_Exercise directions_
Gather all lines in the entries that include the word "معرض".

_Dataset content_
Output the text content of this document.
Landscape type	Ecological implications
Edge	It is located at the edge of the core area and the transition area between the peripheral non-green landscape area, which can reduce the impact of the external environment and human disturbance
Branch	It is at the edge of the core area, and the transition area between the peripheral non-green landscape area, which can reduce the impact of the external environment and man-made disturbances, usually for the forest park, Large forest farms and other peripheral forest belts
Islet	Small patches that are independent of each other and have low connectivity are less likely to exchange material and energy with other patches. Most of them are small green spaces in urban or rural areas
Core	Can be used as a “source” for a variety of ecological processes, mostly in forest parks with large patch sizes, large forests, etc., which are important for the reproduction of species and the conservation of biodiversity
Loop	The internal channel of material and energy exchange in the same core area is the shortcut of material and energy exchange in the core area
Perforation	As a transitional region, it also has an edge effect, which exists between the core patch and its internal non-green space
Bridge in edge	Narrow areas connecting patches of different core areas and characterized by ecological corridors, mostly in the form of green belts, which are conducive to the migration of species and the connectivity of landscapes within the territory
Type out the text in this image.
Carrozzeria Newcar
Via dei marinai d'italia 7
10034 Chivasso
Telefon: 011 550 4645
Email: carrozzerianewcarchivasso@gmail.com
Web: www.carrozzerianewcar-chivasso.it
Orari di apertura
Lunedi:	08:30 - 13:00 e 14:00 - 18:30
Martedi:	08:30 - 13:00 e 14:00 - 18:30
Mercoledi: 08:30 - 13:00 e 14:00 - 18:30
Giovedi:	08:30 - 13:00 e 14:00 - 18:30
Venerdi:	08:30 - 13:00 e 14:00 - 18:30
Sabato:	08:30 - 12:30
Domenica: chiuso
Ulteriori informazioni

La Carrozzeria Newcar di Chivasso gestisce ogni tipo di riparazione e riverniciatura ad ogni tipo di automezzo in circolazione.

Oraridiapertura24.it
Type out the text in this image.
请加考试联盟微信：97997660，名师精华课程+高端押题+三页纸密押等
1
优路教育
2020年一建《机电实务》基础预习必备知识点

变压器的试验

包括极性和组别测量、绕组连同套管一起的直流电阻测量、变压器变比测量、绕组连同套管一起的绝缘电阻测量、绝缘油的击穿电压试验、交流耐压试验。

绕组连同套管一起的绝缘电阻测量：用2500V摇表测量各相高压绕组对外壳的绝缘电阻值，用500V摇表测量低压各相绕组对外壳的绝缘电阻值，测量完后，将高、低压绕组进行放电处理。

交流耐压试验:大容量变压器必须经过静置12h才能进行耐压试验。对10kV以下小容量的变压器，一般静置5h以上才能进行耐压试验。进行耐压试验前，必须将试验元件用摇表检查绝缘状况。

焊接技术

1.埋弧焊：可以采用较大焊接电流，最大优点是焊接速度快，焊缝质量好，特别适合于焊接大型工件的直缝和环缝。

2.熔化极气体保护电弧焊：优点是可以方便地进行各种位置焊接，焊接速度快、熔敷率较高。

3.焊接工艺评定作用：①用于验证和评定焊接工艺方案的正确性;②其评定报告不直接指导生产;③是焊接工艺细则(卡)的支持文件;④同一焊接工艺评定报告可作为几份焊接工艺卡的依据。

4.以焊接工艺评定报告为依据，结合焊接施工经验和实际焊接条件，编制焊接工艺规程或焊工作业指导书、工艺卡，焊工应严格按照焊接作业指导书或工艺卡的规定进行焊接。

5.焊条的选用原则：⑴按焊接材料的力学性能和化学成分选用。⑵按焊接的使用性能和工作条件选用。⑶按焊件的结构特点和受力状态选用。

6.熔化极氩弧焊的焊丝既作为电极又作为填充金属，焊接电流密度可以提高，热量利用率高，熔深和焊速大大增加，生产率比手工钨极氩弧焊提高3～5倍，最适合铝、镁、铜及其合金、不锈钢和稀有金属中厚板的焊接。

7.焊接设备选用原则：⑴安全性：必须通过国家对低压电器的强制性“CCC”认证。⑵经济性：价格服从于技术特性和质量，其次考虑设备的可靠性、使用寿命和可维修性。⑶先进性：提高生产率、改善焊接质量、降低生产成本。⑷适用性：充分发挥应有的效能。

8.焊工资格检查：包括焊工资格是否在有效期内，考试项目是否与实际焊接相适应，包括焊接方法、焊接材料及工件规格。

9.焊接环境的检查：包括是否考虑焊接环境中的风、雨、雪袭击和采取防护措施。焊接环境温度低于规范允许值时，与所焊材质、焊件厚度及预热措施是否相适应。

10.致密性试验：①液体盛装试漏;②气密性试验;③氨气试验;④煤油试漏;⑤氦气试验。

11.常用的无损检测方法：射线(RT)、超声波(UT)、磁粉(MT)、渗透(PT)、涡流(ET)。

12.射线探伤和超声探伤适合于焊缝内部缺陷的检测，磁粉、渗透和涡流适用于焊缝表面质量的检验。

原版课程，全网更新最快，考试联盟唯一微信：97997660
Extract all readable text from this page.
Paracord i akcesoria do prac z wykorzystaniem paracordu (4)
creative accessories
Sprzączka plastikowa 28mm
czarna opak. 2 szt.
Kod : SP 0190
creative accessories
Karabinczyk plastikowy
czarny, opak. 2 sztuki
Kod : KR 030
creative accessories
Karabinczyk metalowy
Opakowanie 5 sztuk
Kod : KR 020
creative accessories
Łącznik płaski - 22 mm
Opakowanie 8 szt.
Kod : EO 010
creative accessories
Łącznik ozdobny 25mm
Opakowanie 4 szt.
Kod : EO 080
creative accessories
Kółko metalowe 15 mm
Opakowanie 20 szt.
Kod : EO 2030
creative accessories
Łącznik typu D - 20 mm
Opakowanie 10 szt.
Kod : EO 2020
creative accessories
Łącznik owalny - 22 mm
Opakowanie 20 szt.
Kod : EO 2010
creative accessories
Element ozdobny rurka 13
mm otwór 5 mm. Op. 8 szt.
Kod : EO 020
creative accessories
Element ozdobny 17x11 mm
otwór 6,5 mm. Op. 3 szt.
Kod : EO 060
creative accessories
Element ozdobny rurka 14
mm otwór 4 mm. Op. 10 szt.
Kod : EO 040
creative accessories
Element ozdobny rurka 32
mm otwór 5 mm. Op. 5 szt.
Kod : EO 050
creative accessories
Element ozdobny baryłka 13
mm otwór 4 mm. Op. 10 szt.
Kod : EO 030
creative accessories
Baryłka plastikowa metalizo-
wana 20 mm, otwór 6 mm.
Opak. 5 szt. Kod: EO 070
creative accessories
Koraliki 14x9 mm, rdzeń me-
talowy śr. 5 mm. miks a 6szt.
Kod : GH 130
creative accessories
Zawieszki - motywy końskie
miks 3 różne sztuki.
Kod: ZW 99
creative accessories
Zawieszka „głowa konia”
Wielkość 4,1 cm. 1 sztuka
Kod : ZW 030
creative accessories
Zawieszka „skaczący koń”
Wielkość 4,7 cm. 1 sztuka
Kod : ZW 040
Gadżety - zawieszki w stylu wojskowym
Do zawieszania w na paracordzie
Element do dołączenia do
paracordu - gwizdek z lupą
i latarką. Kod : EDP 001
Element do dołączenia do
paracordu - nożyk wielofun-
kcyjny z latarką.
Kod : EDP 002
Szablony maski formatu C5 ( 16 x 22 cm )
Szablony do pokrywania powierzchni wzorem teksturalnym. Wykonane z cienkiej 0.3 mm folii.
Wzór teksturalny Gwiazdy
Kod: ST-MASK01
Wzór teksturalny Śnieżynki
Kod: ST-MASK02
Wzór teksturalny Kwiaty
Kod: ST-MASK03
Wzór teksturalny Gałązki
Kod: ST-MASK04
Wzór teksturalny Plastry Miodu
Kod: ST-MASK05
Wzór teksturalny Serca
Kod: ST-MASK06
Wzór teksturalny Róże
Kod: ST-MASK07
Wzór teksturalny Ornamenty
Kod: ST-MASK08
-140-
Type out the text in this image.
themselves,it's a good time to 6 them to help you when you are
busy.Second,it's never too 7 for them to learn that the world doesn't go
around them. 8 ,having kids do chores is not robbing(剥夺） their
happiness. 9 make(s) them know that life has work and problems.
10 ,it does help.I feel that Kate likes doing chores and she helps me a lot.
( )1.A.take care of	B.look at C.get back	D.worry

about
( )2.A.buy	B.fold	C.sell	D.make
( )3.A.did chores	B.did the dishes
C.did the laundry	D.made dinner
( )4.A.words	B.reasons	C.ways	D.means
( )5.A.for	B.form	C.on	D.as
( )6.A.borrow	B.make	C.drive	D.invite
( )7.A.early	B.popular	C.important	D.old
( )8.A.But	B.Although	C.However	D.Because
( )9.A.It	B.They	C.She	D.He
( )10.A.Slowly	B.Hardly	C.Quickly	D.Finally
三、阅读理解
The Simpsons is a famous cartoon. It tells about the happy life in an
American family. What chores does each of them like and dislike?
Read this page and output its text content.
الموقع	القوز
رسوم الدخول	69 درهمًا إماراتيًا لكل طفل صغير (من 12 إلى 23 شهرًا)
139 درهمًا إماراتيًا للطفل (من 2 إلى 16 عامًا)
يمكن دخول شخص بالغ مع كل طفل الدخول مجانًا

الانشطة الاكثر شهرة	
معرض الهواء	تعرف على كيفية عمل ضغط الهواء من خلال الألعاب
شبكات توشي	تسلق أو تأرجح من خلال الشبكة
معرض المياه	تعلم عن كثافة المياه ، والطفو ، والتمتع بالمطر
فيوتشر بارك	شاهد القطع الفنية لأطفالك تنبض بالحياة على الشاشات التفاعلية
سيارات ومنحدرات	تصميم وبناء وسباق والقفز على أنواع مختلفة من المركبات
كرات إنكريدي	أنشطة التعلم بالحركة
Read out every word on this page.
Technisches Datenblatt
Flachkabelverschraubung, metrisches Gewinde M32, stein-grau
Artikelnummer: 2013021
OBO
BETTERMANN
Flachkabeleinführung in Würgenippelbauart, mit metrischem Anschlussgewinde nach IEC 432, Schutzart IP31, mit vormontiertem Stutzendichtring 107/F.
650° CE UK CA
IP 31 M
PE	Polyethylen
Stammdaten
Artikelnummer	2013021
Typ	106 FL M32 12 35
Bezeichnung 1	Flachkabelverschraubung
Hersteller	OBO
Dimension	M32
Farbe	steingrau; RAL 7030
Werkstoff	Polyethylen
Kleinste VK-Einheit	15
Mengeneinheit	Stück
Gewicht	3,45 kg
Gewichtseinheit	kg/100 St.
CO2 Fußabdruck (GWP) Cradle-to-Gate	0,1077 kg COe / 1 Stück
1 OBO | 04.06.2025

_Task response_
معرض الهواء	تعرف على كيفية عمل ضغط الهواء من خلال الألعاب
معرض المياه	تعلم عن كثافة المياه ، والطفو ، والتمتع بالمطر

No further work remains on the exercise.